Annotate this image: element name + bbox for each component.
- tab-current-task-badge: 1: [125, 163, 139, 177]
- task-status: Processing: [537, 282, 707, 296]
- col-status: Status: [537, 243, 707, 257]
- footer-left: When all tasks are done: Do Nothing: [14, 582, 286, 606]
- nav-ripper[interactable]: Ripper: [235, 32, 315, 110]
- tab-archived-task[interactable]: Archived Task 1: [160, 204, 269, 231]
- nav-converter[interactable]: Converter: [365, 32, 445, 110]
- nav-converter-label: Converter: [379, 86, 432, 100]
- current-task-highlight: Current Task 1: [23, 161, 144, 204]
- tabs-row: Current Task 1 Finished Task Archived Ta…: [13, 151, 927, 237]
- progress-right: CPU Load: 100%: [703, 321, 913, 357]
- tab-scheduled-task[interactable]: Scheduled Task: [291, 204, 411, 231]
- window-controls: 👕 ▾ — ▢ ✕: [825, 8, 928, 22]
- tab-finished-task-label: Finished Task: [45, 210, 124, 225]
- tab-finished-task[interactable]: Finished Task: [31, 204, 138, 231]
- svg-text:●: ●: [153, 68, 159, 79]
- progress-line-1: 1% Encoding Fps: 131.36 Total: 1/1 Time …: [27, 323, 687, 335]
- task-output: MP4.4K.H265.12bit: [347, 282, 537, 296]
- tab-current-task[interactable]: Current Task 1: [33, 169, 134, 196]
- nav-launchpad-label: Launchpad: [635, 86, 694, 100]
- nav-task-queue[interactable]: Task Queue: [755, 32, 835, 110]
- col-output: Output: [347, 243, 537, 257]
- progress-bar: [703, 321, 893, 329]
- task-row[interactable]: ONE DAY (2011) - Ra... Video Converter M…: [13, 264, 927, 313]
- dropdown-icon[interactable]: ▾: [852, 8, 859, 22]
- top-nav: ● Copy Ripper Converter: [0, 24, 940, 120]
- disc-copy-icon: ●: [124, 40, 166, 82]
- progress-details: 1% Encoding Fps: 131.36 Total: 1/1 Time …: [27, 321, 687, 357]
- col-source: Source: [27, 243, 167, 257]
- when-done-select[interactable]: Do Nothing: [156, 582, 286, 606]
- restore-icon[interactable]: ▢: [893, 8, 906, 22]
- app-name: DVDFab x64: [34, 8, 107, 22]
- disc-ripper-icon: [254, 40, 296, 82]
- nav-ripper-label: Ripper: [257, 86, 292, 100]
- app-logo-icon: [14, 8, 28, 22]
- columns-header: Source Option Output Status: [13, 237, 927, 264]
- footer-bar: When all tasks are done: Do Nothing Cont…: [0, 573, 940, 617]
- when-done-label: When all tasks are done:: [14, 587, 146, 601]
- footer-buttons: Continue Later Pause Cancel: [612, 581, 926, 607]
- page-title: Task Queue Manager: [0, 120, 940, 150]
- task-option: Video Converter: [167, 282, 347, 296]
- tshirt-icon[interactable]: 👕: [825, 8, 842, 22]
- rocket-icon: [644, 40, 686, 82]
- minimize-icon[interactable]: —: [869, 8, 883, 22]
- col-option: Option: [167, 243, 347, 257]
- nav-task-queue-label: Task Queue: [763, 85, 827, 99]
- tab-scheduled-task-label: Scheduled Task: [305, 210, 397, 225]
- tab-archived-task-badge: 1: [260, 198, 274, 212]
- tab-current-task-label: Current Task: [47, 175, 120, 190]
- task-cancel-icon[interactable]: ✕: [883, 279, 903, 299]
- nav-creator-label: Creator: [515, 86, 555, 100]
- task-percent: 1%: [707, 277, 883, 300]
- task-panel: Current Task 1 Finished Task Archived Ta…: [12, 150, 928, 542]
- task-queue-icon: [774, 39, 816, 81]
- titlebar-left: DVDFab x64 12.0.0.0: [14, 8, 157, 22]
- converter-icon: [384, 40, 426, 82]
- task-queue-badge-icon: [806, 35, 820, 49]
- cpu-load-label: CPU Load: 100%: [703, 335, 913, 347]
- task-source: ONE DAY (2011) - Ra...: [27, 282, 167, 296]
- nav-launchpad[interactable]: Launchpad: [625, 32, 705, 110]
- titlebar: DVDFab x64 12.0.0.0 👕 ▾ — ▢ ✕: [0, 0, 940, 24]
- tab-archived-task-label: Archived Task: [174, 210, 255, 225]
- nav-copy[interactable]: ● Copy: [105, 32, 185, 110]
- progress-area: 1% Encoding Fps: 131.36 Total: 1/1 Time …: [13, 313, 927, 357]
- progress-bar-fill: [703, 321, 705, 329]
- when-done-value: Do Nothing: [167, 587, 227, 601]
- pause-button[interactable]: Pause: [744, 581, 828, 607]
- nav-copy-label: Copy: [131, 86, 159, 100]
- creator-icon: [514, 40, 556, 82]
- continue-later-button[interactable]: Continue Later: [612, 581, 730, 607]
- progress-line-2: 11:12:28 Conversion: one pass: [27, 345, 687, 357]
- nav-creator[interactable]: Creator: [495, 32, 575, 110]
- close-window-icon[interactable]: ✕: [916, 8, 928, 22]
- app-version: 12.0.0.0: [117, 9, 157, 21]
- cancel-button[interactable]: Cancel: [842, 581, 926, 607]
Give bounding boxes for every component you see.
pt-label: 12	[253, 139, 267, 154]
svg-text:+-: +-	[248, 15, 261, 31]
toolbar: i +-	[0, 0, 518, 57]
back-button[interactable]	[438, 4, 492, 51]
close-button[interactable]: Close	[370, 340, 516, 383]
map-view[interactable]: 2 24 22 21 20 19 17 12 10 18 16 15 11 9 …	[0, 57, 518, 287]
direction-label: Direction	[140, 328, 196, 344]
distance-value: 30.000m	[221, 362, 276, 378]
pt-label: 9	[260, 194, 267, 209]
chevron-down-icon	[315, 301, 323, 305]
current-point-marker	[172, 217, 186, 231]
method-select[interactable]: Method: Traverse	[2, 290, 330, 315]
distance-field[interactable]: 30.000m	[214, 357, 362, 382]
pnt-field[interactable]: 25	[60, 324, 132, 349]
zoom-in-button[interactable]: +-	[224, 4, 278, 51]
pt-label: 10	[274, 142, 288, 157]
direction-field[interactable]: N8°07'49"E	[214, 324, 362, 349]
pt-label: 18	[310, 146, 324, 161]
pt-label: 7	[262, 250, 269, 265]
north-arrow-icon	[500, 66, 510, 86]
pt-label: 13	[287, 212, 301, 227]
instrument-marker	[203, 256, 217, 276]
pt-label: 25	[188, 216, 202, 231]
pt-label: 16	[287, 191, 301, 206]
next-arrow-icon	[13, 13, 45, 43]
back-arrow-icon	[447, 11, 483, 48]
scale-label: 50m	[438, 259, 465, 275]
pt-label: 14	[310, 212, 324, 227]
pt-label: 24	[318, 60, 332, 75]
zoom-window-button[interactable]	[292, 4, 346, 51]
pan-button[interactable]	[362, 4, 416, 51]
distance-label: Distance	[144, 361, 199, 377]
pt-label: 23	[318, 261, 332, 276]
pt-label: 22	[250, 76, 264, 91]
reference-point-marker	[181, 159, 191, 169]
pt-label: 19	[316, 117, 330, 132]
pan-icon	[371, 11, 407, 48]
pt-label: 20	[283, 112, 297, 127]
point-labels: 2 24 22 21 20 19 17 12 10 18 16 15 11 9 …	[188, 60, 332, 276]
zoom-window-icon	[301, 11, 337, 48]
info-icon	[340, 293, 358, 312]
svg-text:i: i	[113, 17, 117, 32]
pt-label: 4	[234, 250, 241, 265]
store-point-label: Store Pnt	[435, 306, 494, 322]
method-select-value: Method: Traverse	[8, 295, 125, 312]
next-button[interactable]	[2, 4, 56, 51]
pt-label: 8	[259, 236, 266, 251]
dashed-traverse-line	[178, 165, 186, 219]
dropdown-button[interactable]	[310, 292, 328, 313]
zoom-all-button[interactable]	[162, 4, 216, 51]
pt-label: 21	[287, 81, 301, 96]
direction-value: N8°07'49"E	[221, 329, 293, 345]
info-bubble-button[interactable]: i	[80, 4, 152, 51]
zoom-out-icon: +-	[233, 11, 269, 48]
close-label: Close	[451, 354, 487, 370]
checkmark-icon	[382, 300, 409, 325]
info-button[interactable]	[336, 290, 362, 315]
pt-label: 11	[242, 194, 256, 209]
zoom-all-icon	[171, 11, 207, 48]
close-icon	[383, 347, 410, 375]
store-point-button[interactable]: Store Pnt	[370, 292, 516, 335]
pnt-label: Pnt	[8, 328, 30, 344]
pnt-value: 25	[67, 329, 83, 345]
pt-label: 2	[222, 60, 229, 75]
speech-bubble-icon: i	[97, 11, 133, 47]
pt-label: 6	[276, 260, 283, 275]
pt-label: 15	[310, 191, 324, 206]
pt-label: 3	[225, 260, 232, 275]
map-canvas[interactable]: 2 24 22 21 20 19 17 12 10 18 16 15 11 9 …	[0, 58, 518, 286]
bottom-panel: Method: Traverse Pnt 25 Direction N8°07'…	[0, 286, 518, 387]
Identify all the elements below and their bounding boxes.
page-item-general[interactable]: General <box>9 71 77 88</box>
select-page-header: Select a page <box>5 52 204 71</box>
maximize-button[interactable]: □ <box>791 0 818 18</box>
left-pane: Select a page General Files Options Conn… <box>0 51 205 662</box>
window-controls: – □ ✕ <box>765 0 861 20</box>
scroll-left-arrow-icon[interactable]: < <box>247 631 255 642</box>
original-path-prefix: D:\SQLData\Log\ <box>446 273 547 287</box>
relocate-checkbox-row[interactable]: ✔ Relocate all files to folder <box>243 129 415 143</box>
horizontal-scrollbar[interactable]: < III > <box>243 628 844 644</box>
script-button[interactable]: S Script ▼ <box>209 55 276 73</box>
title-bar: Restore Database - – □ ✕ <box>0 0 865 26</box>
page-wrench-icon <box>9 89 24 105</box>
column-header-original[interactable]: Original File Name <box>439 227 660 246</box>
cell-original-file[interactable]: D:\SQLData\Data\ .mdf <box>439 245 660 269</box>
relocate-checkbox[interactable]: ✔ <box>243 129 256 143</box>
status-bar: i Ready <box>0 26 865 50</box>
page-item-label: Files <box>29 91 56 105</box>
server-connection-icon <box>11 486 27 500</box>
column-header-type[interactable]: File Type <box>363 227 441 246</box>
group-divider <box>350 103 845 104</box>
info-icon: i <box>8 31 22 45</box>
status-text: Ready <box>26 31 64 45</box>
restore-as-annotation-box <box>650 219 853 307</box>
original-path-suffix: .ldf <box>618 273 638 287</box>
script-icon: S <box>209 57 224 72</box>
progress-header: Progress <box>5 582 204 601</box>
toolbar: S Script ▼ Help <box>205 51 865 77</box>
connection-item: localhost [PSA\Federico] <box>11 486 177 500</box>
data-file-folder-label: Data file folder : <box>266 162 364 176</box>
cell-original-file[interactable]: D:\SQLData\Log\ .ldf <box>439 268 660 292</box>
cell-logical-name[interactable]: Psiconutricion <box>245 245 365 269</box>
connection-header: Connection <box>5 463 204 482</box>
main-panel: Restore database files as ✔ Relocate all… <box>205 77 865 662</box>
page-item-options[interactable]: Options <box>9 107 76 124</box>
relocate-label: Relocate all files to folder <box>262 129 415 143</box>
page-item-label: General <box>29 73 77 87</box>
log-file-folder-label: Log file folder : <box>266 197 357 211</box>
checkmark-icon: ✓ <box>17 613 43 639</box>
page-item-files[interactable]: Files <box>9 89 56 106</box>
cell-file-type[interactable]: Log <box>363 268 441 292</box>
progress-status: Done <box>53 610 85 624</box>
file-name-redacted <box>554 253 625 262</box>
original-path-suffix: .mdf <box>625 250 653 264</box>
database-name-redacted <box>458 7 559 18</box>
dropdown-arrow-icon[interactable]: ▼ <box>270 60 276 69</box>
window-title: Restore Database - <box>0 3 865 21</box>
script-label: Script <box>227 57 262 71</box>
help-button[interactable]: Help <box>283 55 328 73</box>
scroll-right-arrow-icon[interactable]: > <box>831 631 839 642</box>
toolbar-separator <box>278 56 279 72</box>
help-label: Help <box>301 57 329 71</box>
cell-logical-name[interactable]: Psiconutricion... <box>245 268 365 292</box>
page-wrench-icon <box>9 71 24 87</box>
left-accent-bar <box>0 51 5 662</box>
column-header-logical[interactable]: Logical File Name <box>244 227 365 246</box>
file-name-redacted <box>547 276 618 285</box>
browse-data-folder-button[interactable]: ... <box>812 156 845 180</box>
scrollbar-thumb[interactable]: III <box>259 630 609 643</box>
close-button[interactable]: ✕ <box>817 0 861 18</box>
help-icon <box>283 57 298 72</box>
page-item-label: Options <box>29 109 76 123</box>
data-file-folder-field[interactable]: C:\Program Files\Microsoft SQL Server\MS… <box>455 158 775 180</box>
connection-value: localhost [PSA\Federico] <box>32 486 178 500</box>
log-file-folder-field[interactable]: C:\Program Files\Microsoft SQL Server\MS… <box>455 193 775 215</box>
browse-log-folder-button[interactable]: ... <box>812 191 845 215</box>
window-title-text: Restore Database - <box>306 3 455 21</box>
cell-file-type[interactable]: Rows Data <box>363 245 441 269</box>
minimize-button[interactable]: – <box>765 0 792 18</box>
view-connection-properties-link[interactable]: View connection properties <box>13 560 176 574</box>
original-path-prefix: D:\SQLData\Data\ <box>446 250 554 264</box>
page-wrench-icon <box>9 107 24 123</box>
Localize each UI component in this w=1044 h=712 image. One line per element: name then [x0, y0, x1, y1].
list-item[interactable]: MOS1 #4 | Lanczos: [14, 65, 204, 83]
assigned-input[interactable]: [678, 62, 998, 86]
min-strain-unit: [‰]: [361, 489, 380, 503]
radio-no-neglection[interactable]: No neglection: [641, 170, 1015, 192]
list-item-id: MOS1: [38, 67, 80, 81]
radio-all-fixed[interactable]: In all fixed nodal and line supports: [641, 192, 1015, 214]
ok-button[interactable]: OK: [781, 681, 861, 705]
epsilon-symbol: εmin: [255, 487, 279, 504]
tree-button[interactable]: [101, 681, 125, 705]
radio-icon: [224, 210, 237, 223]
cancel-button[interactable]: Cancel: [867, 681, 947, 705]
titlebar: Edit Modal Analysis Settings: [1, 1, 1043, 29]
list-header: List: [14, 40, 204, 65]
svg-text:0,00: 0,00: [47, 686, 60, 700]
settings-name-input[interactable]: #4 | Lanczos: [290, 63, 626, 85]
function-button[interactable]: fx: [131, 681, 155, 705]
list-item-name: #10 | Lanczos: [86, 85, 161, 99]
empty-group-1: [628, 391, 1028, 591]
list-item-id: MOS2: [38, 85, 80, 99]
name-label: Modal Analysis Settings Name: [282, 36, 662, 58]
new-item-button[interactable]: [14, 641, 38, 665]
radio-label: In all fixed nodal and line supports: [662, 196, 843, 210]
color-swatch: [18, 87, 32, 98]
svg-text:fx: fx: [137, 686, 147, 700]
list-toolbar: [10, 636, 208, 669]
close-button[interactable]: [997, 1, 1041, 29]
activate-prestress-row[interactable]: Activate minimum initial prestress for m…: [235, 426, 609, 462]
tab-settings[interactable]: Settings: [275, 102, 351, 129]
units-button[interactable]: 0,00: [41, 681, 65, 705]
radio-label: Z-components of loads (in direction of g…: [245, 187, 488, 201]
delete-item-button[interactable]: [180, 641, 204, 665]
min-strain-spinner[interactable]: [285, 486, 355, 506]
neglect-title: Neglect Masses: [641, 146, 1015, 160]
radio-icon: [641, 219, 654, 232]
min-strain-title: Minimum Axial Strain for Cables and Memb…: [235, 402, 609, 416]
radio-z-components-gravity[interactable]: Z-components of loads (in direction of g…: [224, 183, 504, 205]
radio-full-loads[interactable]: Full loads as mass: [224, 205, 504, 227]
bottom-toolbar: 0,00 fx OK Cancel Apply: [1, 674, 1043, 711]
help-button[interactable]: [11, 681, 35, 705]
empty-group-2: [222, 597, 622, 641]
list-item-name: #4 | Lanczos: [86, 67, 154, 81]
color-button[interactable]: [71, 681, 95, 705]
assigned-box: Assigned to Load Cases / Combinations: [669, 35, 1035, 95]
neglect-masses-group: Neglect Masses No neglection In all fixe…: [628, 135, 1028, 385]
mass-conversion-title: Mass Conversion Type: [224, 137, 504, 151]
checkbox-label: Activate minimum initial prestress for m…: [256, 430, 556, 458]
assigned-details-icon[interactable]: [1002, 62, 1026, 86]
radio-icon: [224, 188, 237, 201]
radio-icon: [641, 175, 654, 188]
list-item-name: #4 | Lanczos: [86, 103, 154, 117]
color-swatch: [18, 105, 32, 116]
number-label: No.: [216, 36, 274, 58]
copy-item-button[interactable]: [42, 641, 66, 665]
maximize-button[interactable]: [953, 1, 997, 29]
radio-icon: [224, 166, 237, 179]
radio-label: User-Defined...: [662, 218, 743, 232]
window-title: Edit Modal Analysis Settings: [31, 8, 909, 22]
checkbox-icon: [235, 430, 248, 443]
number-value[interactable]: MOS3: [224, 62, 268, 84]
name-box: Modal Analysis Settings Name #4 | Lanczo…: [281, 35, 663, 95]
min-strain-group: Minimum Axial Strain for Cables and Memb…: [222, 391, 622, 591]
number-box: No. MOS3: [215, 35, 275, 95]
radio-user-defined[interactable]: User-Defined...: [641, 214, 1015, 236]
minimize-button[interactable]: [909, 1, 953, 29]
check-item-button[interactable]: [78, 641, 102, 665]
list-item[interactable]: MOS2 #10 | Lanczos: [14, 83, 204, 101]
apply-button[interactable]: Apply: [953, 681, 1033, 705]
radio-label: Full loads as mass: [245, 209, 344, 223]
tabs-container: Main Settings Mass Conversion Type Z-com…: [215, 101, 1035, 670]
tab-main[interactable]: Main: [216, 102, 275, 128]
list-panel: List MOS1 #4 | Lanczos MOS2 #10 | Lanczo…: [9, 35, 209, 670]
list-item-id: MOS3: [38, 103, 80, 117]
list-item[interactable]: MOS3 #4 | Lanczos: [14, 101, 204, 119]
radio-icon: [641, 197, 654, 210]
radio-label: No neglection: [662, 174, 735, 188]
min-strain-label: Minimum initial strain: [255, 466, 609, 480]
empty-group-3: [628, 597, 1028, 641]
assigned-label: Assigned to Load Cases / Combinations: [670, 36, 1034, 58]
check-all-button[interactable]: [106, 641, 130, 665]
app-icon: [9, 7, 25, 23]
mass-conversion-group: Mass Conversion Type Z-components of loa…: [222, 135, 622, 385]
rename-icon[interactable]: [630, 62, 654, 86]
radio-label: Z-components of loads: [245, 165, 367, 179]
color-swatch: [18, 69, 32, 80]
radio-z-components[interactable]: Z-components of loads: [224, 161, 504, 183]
________________________
◆ **CHALLENGE**:
Rewrite everything from the start of the listing down to the line containing "- progress-right: CPU", replacing "Processing" with "Queued" and leaving all else the same.

◆ **COMPLETE RESPONSE**:
Annotate this image: element name + bbox for each component.
- tab-current-task-badge: 1: [125, 163, 139, 177]
- task-status: Queued: [537, 282, 707, 296]
- col-status: Status: [537, 243, 707, 257]
- footer-left: When all tasks are done: Do Nothing: [14, 582, 286, 606]
- nav-ripper[interactable]: Ripper: [235, 32, 315, 110]
- tab-archived-task[interactable]: Archived Task 1: [160, 204, 269, 231]
- nav-converter[interactable]: Converter: [365, 32, 445, 110]
- nav-converter-label: Converter: [379, 86, 432, 100]
- current-task-highlight: Current Task 1: [23, 161, 144, 204]
- tabs-row: Current Task 1 Finished Task Archived Ta…: [13, 151, 927, 237]
- progress-right: CPU Load: 100%: [703, 321, 913, 357]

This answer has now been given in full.